**What you will do**.
How many lines of these entries include the string "compliance"? State the number alone.

**Input for this task**.
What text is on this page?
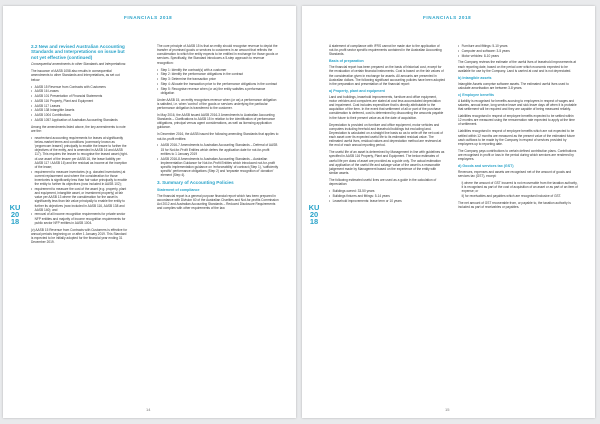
FINANCIALS 2018
KU
20
18
2.2 New and revised Australian Accounting Standards and Interpretations on issue but not yet effective (continued)

Consequential amendments to other Standards and Interpretations:

The issuance of AASB 1058 also results in consequential amendments to other Standards and Interpretations, as set out below:

• AASB 15 Revenue from Contracts with Customers
• AASB 16 Leases
• AASB 101 Presentation of Financial Statements
• AASB 116 Property, Plant and Equipment
• AASB 117 Leases
• AASB 138 Intangible Assets
• AASB 1004 Contributions
• AASB 1057 Application of Australian Accounting Standards

Among the amendments listed above, the key amendments to note are the:

• new/revised accounting requirements for leases at significantly below-market terms and conditions (commonly known as 'peppercorn leases') principally to enable the lessee to further the objectives of the entity, and is amended in AASB 16 and AASB 117). This requires the lessee to recognise the leased asset (right-of-use asset of the lessee per AASB 16, the lease liability per AASB 117 / AASB 16) and the residual as income at the inception of the lease;
• requirement to measure inventories (e.g. donated inventories) at current replacement cost where the consideration for those inventories is significantly less than fair value principally to enable the entity to further its objectives (now included in AASB 102);
• requirement to measure the cost of the asset (e.g. property, plant and equipment, intangible asset, or investment property) at fair value per AASB 13 where the consideration for the asset is significantly less than fair value principally to enable the entity to further its objectives (now included in AASB 116, AASB 138 and AASB 140); and
• removal of all income recognition requirements for private sector NFP entities and majority of income recognition requirements for public sector NFP entities in AASB 1004.

(v) AASB 15 Revenue from Contracts with Customers is effective for annual periods beginning on or after 1 January 2019. This Standard is expected to be initially adopted for the financial year ending 31 December 2019.

The core principle of AASB 15 is that an entity should recognise revenue to depict the transfer of promised goods or services to customers in an amount that reflects the consideration to which the entity expects to be entitled in exchange for those goods or services. Specifically, the Standard introduces a 5-step approach to revenue recognition:

• Step 1: Identify the contract(s) with a customer
• Step 2: Identify the performance obligations in the contract
• Step 3: Determine the transaction price
• Step 4: Allocate the transaction price to the performance obligations in the contract
• Step 5: Recognise revenue when (or as) the entity satisfies a performance obligation

Under AASB 15, an entity recognises revenue when (or as) a performance obligation is satisfied, i.e. when 'control' of the goods or services underlying the particular performance obligation is transferred to the customer.

In May 2016, the AASB issued AASB 2016-3 Amendments to Australian Accounting Standards – Clarifications to AASB 15 in relation to the identification of performance obligations, principal versus agent considerations, as well as licensing application guidance.

In December 2016, the AASB issued the following amending Standards that applies to not-for-profit entities:

• AASB 2016-7 Amendments to Australian Accounting Standards – Deferral of AASB 15 for Not-for-Profit Entities which defers the application date for not-for-profit entities to 1 January 2019
• AASB 2016-8 Amendments to Australian Accounting Standards – Australian Implementation Guidance for Not-for-Profit Entities which introduced not-for-profit specific implementation guidance on 'enforceability' of contract (Step 1), 'sufficiently specific' performance obligations (Step 2) and 'separate recognition of' donation' element (Step 4).
3. Summary of Accounting Policies
Statement of compliance

The financial report is a general purpose financial report which has been prepared in accordance with Division 60 of the Australian Charities and Not-for-profits Commission Act 2012 and Australian Accounting Standards – Reduced Disclosure Requirements and complies with other requirements of the law.

14
FINANCIALS 2018
KU
20
18

A statement of compliance with IFRS cannot be made due to the application of not-for-profit sector specific requirements contained in the Australian Accounting Standards.

Basis of preparation

The financial report has been prepared on the basis of historical cost, except for the revaluation of certain financial instruments. Cost is based on the fair values of the consideration given in exchange for assets. All amounts are presented in Australian dollars. The following significant accounting policies have been adopted in the preparation and presentation of the financial report:

a) Property, plant and equipment

Land and buildings, leasehold improvements, furniture and office equipment, motor vehicles and computers are stated at cost less accumulated depreciation and impairment. Cost includes expenditure that is directly attributable to the acquisition of the item. In the event that settlement of all or part of the purchase consideration is deferred, cost is determined by discounting the amounts payable in the future to their present value as at the date of acquisition.

Depreciation is provided on furniture and office equipment, motor vehicles and computers including freehold and leasehold buildings but excluding land. Depreciation is calculated on a straight line basis so as to write off the net cost of each asset over its expected useful life to its estimated residual value. The estimated useful lives, residual values and depreciation method are reviewed at the end of each annual reporting period.

The useful life of an asset is determined by Management in line with guidelines as specified in AASB 116 Property, Plant and Equipment. The below estimates of useful life per class of asset are provided as a guide only. The actual estimation and application of the useful life and salvage value of the asset is a reasonable judgement made by Management based on the experience of the entity with similar assets.

The following estimated useful lives are used as a guide in the calculation of depreciation:

• Buildings owned: 33-50 years
• Buildings fixtures and fittings: 5-14 years
• Leasehold improvements: lease term or 10 years
• Furniture and fittings: 5-10 years
• Computer and software: 3-5 years
• Motor vehicles: 8-10 years

The Company reviews the estimate of the useful lives of leasehold improvements at each reporting date, based on the period over which economic expected to be available for use by the Company. Land is carried at cost and is not depreciated.

b) Intangible assets

Intangible Assets comprise software assets. The estimated useful lives used to calculate amortisation are between 3-8 years.

c) Employee benefits

A liability is recognised for benefits accruing to employees in respect of wages and salaries, annual leave, long service leave and sick leave days off when it is probable that settlement will be required and they are capable of being measured reliably.

Liabilities recognised in respect of employee benefits expected to be settled within 12 months are measured using the remuneration rate expected to apply at the time of settlement.

Liabilities recognised in respect of employee benefits which are not expected to be settled within 12 months are measured as the present value of the estimated future cash outflows to be made by the Company in respect of services provided by employees up to reporting date.

The Company pays contributions to certain defined contribution plans. Contributions are recognised in profit or loss in the period during which services are rendered by employees.

d) Goods and services tax (GST)

Revenues, expenses and assets are recognised net of the amount of goods and services tax (GST), except:

i) where the amount of GST incurred is not recoverable from the taxation authority, it is recognised as part of the cost of acquisition of an asset or as part of an item of expense; or
ii) for receivables and payables which are recognised inclusive of GST.

The net amount of GST recoverable from, or payable to, the taxation authority is included as part of receivables or payables.

15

**Answer to this task**.
2